▸ **WHAT IS NEEDED**: Look for the word "this" in the entries below, then copy every line that has it.
==============================
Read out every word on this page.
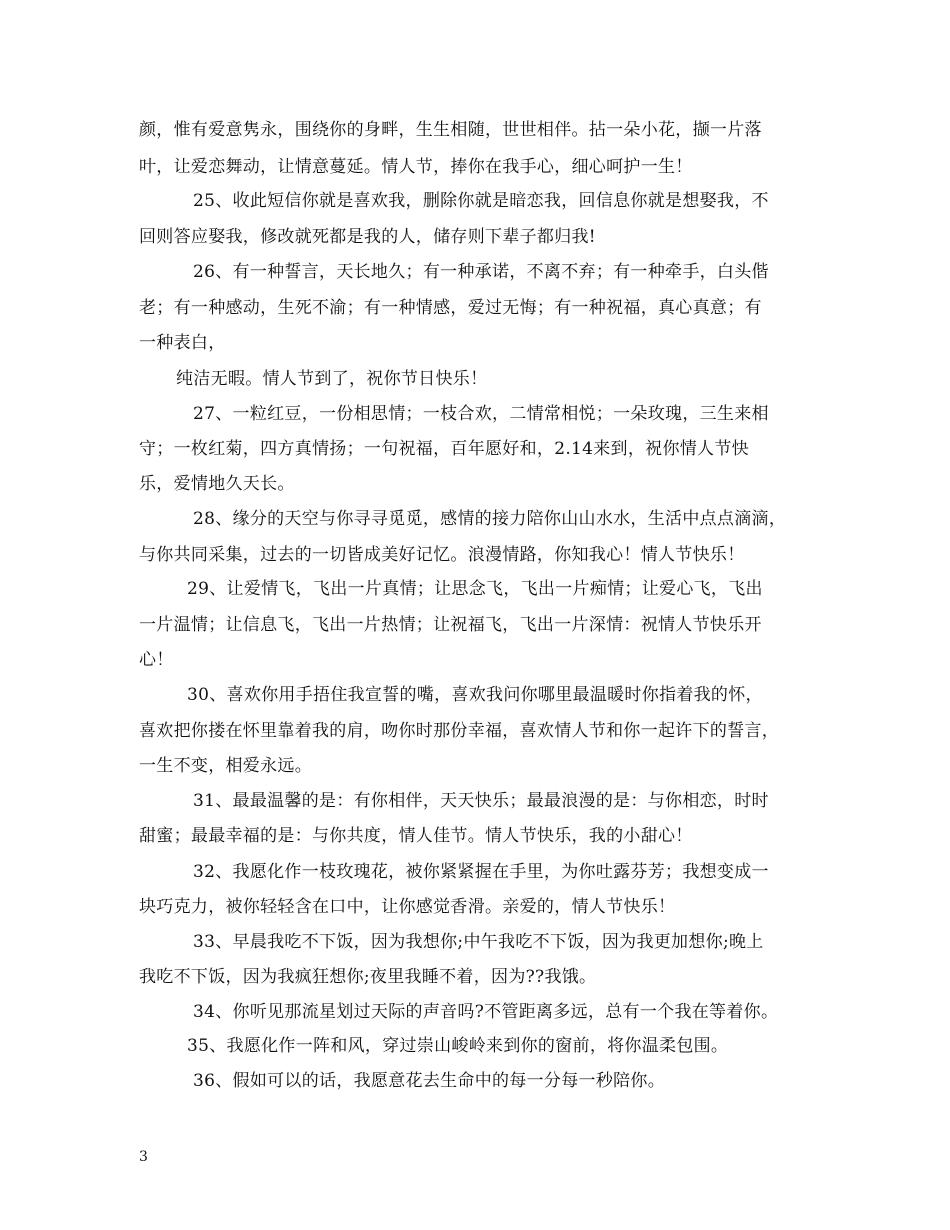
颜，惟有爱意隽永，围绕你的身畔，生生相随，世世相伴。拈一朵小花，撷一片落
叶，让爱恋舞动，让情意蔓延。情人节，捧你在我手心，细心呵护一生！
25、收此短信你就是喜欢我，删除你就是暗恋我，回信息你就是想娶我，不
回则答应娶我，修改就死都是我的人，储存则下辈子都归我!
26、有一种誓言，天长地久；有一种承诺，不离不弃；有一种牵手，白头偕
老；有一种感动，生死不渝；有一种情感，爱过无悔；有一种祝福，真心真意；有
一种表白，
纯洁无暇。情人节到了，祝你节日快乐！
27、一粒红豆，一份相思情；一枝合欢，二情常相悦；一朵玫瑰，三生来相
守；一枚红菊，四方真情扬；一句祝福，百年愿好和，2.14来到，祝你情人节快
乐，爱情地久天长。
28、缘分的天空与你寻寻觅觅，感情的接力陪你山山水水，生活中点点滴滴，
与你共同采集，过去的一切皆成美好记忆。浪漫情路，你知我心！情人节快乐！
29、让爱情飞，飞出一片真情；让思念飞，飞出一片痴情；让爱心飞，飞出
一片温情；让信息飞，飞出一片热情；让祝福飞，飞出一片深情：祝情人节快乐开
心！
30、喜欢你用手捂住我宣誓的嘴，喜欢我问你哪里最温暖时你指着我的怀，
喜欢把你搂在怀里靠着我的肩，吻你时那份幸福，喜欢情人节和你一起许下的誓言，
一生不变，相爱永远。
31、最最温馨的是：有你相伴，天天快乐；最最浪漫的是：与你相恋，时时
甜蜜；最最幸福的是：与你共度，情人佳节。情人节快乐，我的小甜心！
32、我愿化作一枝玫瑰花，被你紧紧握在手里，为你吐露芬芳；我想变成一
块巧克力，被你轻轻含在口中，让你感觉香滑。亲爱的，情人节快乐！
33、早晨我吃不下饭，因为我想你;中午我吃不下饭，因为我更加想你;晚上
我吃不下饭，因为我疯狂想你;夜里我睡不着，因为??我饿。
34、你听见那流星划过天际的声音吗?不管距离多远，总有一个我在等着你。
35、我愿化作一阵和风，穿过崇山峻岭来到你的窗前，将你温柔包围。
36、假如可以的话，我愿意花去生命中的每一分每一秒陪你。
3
==============================
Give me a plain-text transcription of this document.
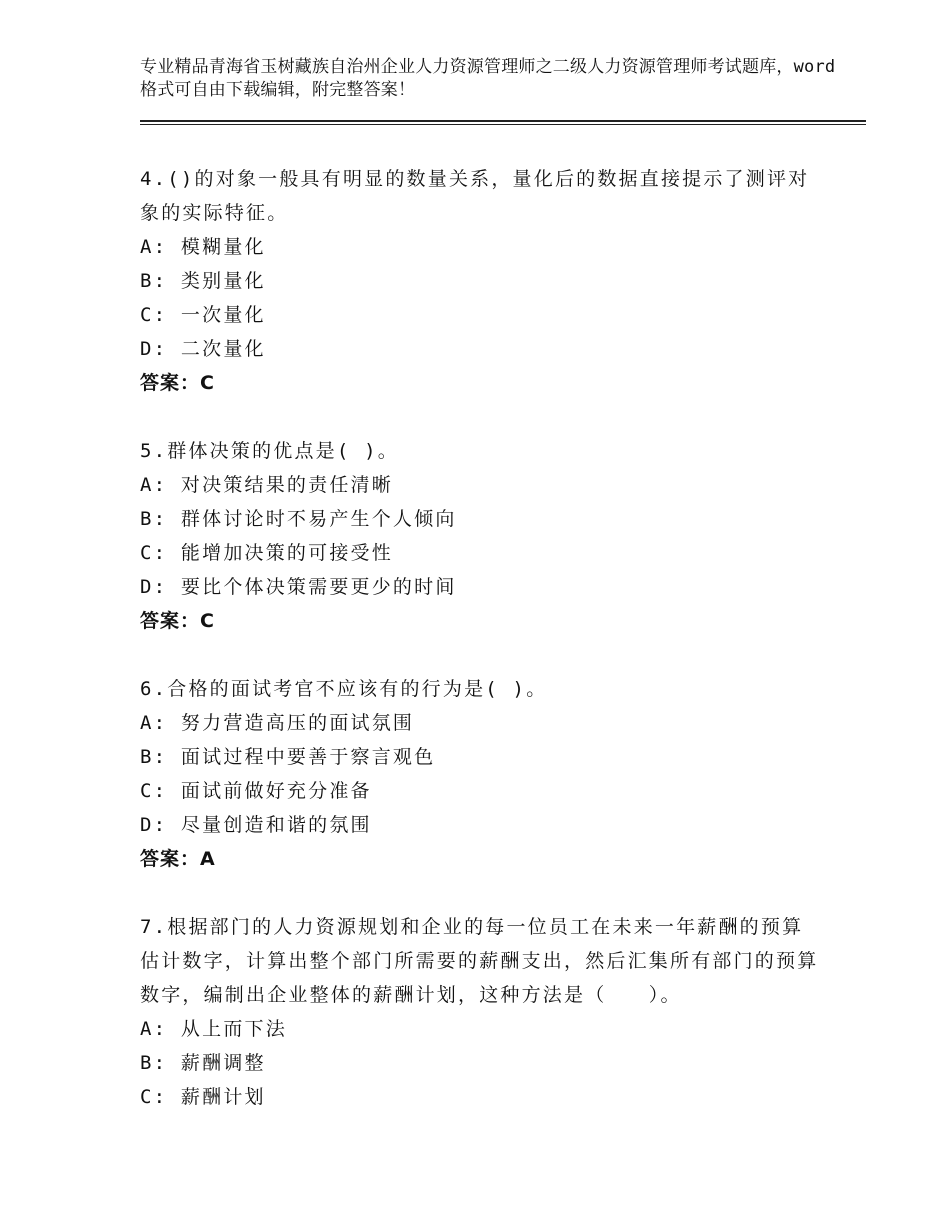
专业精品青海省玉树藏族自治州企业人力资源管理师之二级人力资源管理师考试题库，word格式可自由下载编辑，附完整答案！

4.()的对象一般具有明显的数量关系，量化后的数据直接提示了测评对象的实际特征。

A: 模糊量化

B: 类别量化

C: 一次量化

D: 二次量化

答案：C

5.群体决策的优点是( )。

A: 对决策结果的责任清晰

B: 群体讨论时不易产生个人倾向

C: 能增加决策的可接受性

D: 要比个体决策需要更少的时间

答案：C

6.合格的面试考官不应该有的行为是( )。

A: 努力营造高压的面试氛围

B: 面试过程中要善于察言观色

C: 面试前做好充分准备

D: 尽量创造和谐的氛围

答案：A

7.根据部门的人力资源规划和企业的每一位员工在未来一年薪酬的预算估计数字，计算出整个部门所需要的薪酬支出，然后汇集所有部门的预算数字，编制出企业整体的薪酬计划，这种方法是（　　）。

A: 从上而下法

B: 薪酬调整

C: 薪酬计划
==============================
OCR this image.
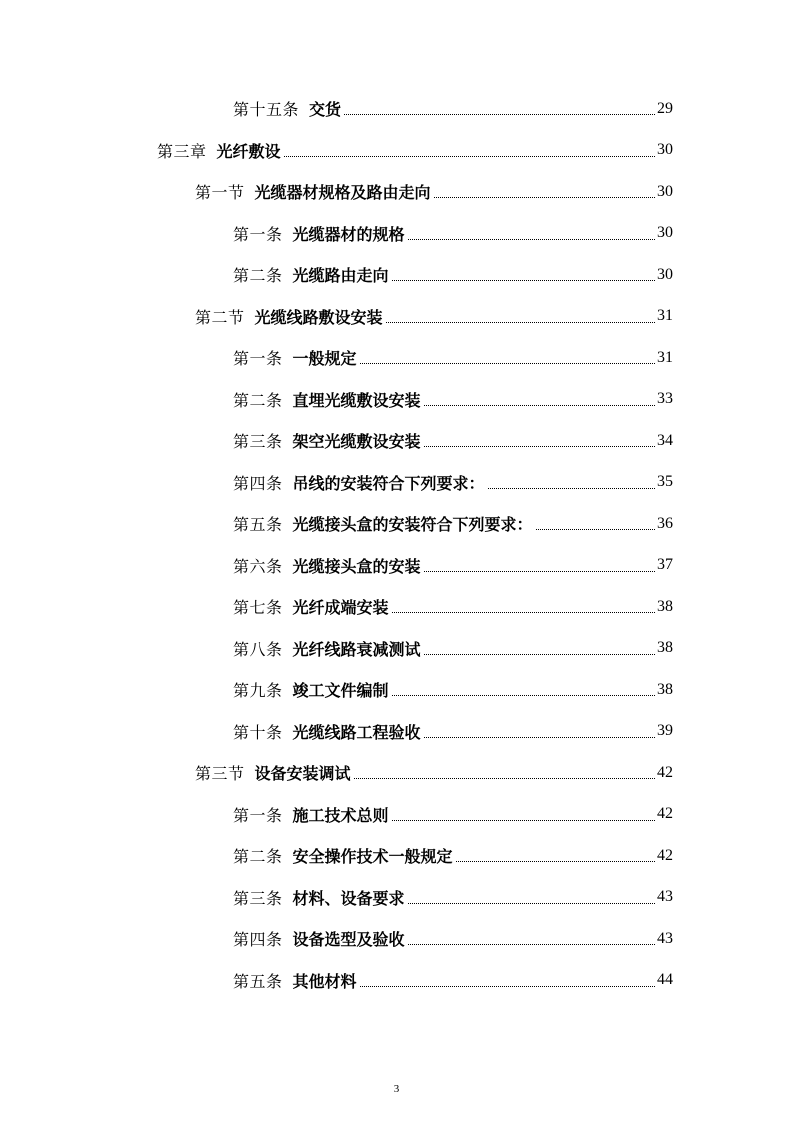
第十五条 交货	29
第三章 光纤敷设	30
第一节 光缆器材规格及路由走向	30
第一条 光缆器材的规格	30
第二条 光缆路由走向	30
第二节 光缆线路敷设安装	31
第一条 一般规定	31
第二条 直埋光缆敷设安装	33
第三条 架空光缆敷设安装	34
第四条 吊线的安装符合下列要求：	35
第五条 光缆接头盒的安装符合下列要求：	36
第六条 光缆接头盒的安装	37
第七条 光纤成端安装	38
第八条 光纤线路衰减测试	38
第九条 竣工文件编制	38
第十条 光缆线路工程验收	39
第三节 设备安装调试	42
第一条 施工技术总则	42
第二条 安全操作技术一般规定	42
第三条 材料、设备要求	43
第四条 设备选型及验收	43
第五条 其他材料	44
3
==============================
▸ **EXPECTED ANSWER**:
Read out every word on this page.
Give me a plain-text transcription of this document.
OCR this image.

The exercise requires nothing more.